INSTRUCTIONS FOR THE TASK
Every line below is to be copied exactly, with the pictures left out.

──────── TASK INPUTS ────────

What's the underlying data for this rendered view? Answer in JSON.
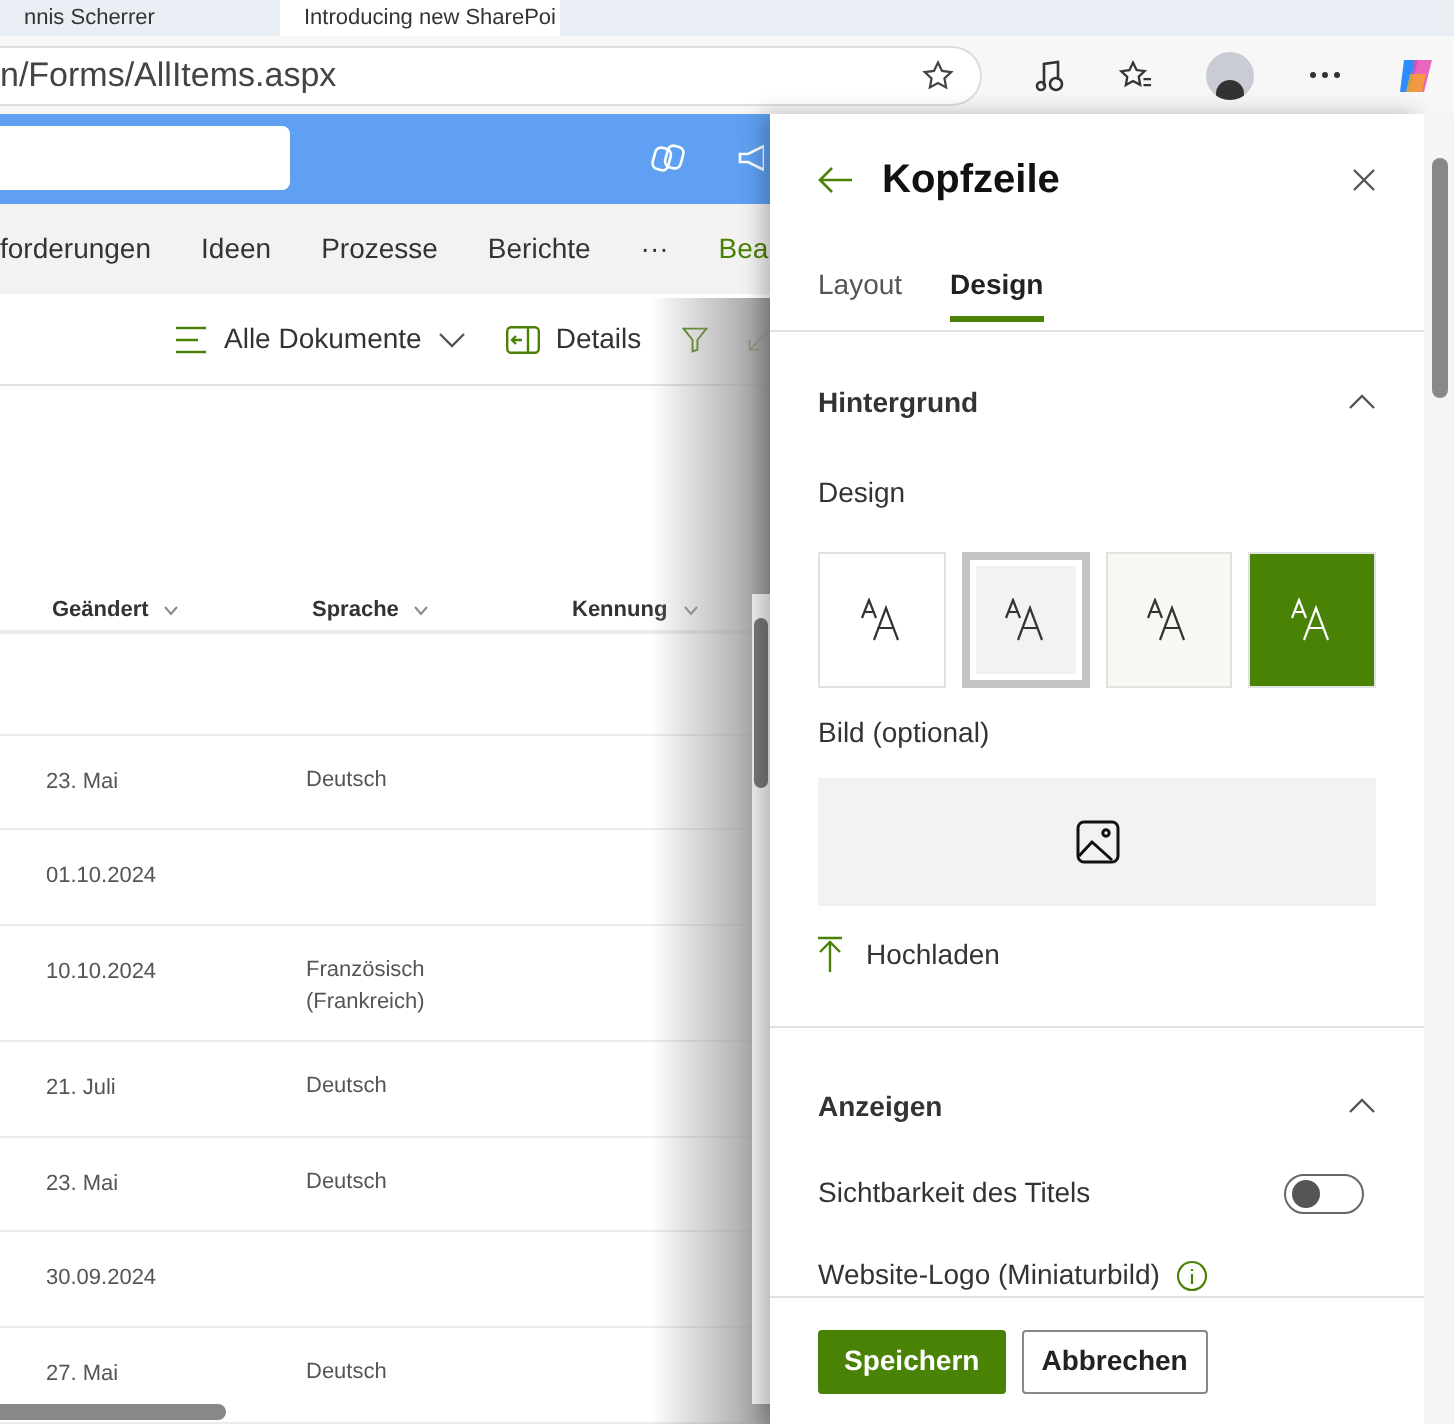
{
  "browser": {
    "tabs": [
      {
        "title": "nnis Scherrer",
        "selected": false
      },
      {
        "title": "Introducing new SharePoi",
        "selected": true
      }
    ],
    "address": "n/Forms/AllItems.aspx"
  },
  "nav": {
    "items": [
      "forderungen",
      "Ideen",
      "Prozesse",
      "Berichte",
      "···",
      "Bea"
    ]
  },
  "commands": {
    "view": "Alle Dokumente",
    "details": "Details"
  },
  "table": {
    "columns": [
      "Geändert",
      "Sprache",
      "Kennung"
    ],
    "rows": [
      {
        "changed": "23. Mai",
        "language": "Deutsch"
      },
      {
        "changed": "01.10.2024",
        "language": ""
      },
      {
        "changed": "10.10.2024",
        "language": "Französisch (Frankreich)"
      },
      {
        "changed": "21. Juli",
        "language": "Deutsch"
      },
      {
        "changed": "23. Mai",
        "language": "Deutsch"
      },
      {
        "changed": "30.09.2024",
        "language": ""
      },
      {
        "changed": "27. Mai",
        "language": "Deutsch"
      }
    ]
  },
  "panel": {
    "title": "Kopfzeile",
    "tabs": [
      {
        "label": "Layout",
        "selected": false
      },
      {
        "label": "Design",
        "selected": true
      }
    ],
    "background_section": {
      "title": "Hintergrund",
      "expanded": true,
      "design_label": "Design",
      "designs": [
        {
          "kind": "white",
          "selected": false
        },
        {
          "kind": "neutral",
          "selected": true
        },
        {
          "kind": "soft",
          "selected": false
        },
        {
          "kind": "strong",
          "selected": false
        }
      ],
      "image_label": "Bild (optional)",
      "upload": "Hochladen"
    },
    "display_section": {
      "title": "Anzeigen",
      "expanded": true,
      "title_visibility": {
        "label": "Sichtbarkeit des Titels",
        "on": false
      },
      "logo_label": "Website-Logo (Miniaturbild)"
    },
    "buttons": {
      "save": "Speichern",
      "cancel": "Abbrechen"
    }
  }
}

────────

FINISHED EXERCISE
What's the underlying data for this rendered view? Answer in JSON.
{
  "browser": {
    "tabs": [
      {
        "title": "nnis Scherrer",
        "selected": false
      },
      {
        "title": "Introducing new SharePoi",
        "selected": true
      }
    ],
    "address": "n/Forms/AllItems.aspx"
  },
  "nav": {
    "items": [
      "forderungen",
      "Ideen",
      "Prozesse",
      "Berichte",
      "···",
      "Bea"
    ]
  },
  "commands": {
    "view": "Alle Dokumente",
    "details": "Details"
  },
  "table": {
    "columns": [
      "Geändert",
      "Sprache",
      "Kennung"
    ],
    "rows": [
      {
        "changed": "23. Mai",
        "language": "Deutsch"
      },
      {
        "changed": "01.10.2024",
        "language": ""
      },
      {
        "changed": "10.10.2024",
        "language": "Französisch (Frankreich)"
      },
      {
        "changed": "21. Juli",
        "language": "Deutsch"
      },
      {
        "changed": "23. Mai",
        "language": "Deutsch"
      },
      {
        "changed": "30.09.2024",
        "language": ""
      },
      {
        "changed": "27. Mai",
        "language": "Deutsch"
      }
    ]
  },
  "panel": {
    "title": "Kopfzeile",
    "tabs": [
      {
        "label": "Layout",
        "selected": false
      },
      {
        "label": "Design",
        "selected": true
      }
    ],
    "background_section": {
      "title": "Hintergrund",
      "expanded": true,
      "design_label": "Design",
      "designs": [
        {
          "kind": "white",
          "selected": false
        },
        {
          "kind": "neutral",
          "selected": true
        },
        {
          "kind": "soft",
          "selected": false
        },
        {
          "kind": "strong",
          "selected": false
        }
      ],
      "image_label": "Bild (optional)",
      "upload": "Hochladen"
    },
    "display_section": {
      "title": "Anzeigen",
      "expanded": true,
      "title_visibility": {
        "label": "Sichtbarkeit des Titels",
        "on": false
      },
      "logo_label": "Website-Logo (Miniaturbild)"
    },
    "buttons": {
      "save": "Speichern",
      "cancel": "Abbrechen"
    }
  }
}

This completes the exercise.